Stored data entries:

--- Start ---

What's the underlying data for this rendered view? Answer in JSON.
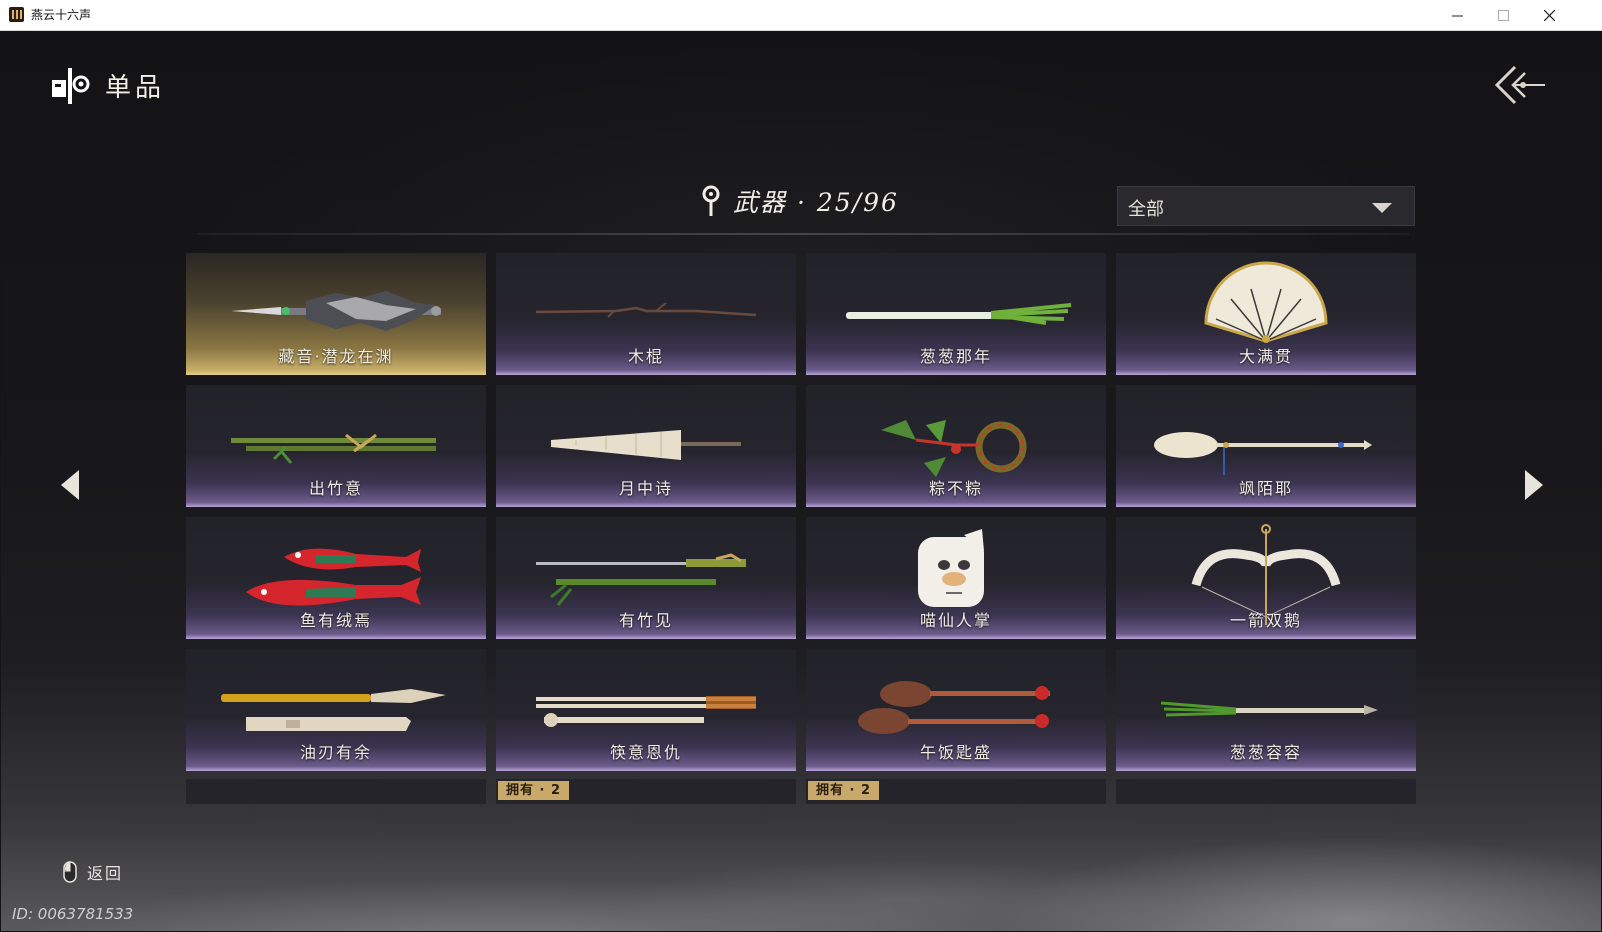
{
  "window": {
    "title": "燕云十六声",
    "minimize_icon": "minimize-icon",
    "maximize_icon": "maximize-icon",
    "close_icon": "close-icon"
  },
  "header": {
    "icon": "collection-icon",
    "title": "单品",
    "back_icon": "back-arrow-icon"
  },
  "category": {
    "icon": "location-pin-icon",
    "label": "武器 · 25/96"
  },
  "filter": {
    "value": "全部",
    "icon": "chevron-down-icon"
  },
  "items": [
    {
      "name": "藏音·潜龙在渊",
      "art": "ornate-spear",
      "selected": true
    },
    {
      "name": "木棍",
      "art": "wooden-stick",
      "selected": false
    },
    {
      "name": "葱葱那年",
      "art": "green-onion",
      "selected": false
    },
    {
      "name": "大满贯",
      "art": "folding-fan",
      "selected": false
    },
    {
      "name": "出竹意",
      "art": "bamboo-staff",
      "selected": false
    },
    {
      "name": "月中诗",
      "art": "paper-umbrella",
      "selected": false
    },
    {
      "name": "粽不粽",
      "art": "zongzi-whip",
      "selected": false
    },
    {
      "name": "飒陌耶",
      "art": "ivory-spoon-spear",
      "selected": false
    },
    {
      "name": "鱼有绒焉",
      "art": "red-fish-blades",
      "selected": false
    },
    {
      "name": "有竹见",
      "art": "bamboo-sword",
      "selected": false
    },
    {
      "name": "喵仙人掌",
      "art": "cat-paw",
      "selected": false
    },
    {
      "name": "一箭双鹅",
      "art": "goose-bow",
      "selected": false
    },
    {
      "name": "油刃有余",
      "art": "fried-dough-blades",
      "selected": false
    },
    {
      "name": "筷意恩仇",
      "art": "chopsticks",
      "selected": false
    },
    {
      "name": "午饭匙盛",
      "art": "wooden-ladles",
      "selected": false
    },
    {
      "name": "葱葱容容",
      "art": "scallion-spear",
      "selected": false
    }
  ],
  "partial_items": [
    {
      "badge": ""
    },
    {
      "badge": "拥有 · 2"
    },
    {
      "badge": "拥有 · 2"
    },
    {
      "badge": ""
    }
  ],
  "navigation": {
    "prev_icon": "triangle-left-icon",
    "next_icon": "triangle-right-icon"
  },
  "footer": {
    "back_icon": "mouse-icon",
    "back_label": "返回",
    "user_id": "ID: 0063781533"
  }
}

--- End ---

• Do this: Copy out the listing exactly as it stands, but not the pictures.

• Exercise answer:
What's the underlying data for this rendered view? Answer in JSON.
{
  "window": {
    "title": "燕云十六声",
    "minimize_icon": "minimize-icon",
    "maximize_icon": "maximize-icon",
    "close_icon": "close-icon"
  },
  "header": {
    "icon": "collection-icon",
    "title": "单品",
    "back_icon": "back-arrow-icon"
  },
  "category": {
    "icon": "location-pin-icon",
    "label": "武器 · 25/96"
  },
  "filter": {
    "value": "全部",
    "icon": "chevron-down-icon"
  },
  "items": [
    {
      "name": "藏音·潜龙在渊",
      "art": "ornate-spear",
      "selected": true
    },
    {
      "name": "木棍",
      "art": "wooden-stick",
      "selected": false
    },
    {
      "name": "葱葱那年",
      "art": "green-onion",
      "selected": false
    },
    {
      "name": "大满贯",
      "art": "folding-fan",
      "selected": false
    },
    {
      "name": "出竹意",
      "art": "bamboo-staff",
      "selected": false
    },
    {
      "name": "月中诗",
      "art": "paper-umbrella",
      "selected": false
    },
    {
      "name": "粽不粽",
      "art": "zongzi-whip",
      "selected": false
    },
    {
      "name": "飒陌耶",
      "art": "ivory-spoon-spear",
      "selected": false
    },
    {
      "name": "鱼有绒焉",
      "art": "red-fish-blades",
      "selected": false
    },
    {
      "name": "有竹见",
      "art": "bamboo-sword",
      "selected": false
    },
    {
      "name": "喵仙人掌",
      "art": "cat-paw",
      "selected": false
    },
    {
      "name": "一箭双鹅",
      "art": "goose-bow",
      "selected": false
    },
    {
      "name": "油刃有余",
      "art": "fried-dough-blades",
      "selected": false
    },
    {
      "name": "筷意恩仇",
      "art": "chopsticks",
      "selected": false
    },
    {
      "name": "午饭匙盛",
      "art": "wooden-ladles",
      "selected": false
    },
    {
      "name": "葱葱容容",
      "art": "scallion-spear",
      "selected": false
    }
  ],
  "partial_items": [
    {
      "badge": ""
    },
    {
      "badge": "拥有 · 2"
    },
    {
      "badge": "拥有 · 2"
    },
    {
      "badge": ""
    }
  ],
  "navigation": {
    "prev_icon": "triangle-left-icon",
    "next_icon": "triangle-right-icon"
  },
  "footer": {
    "back_icon": "mouse-icon",
    "back_label": "返回",
    "user_id": "ID: 0063781533"
  }
}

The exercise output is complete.